Every line below is to be quoted exactly, with nothing added or dropped.

— START Entries shown —

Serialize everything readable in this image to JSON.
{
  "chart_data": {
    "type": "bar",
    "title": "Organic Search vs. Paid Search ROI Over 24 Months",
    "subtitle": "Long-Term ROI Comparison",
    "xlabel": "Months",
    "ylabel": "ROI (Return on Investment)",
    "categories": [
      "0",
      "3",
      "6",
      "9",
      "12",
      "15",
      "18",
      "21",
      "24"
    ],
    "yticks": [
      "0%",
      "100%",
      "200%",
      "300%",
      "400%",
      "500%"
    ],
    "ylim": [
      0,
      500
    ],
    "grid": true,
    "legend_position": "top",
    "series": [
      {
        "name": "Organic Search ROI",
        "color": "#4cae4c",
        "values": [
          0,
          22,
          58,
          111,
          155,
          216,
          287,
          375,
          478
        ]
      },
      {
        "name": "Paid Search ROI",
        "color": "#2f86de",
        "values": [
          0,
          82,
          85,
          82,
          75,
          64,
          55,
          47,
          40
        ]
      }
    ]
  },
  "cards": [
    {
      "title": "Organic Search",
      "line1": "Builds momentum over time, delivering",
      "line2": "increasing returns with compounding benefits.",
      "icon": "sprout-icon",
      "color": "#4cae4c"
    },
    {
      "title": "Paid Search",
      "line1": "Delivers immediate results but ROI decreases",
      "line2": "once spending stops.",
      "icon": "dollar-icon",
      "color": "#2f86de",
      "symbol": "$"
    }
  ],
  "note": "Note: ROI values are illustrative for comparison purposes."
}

— END Entries shown —

## [Solution to this task]
Serialize everything readable in this image to JSON.
{
  "chart_data": {
    "type": "bar",
    "title": "Organic Search vs. Paid Search ROI Over 24 Months",
    "subtitle": "Long-Term ROI Comparison",
    "xlabel": "Months",
    "ylabel": "ROI (Return on Investment)",
    "categories": [
      "0",
      "3",
      "6",
      "9",
      "12",
      "15",
      "18",
      "21",
      "24"
    ],
    "yticks": [
      "0%",
      "100%",
      "200%",
      "300%",
      "400%",
      "500%"
    ],
    "ylim": [
      0,
      500
    ],
    "grid": true,
    "legend_position": "top",
    "series": [
      {
        "name": "Organic Search ROI",
        "color": "#4cae4c",
        "values": [
          0,
          22,
          58,
          111,
          155,
          216,
          287,
          375,
          478
        ]
      },
      {
        "name": "Paid Search ROI",
        "color": "#2f86de",
        "values": [
          0,
          82,
          85,
          82,
          75,
          64,
          55,
          47,
          40
        ]
      }
    ]
  },
  "cards": [
    {
      "title": "Organic Search",
      "line1": "Builds momentum over time, delivering",
      "line2": "increasing returns with compounding benefits.",
      "icon": "sprout-icon",
      "color": "#4cae4c"
    },
    {
      "title": "Paid Search",
      "line1": "Delivers immediate results but ROI decreases",
      "line2": "once spending stops.",
      "icon": "dollar-icon",
      "color": "#2f86de",
      "symbol": "$"
    }
  ],
  "note": "Note: ROI values are illustrative for comparison purposes."
}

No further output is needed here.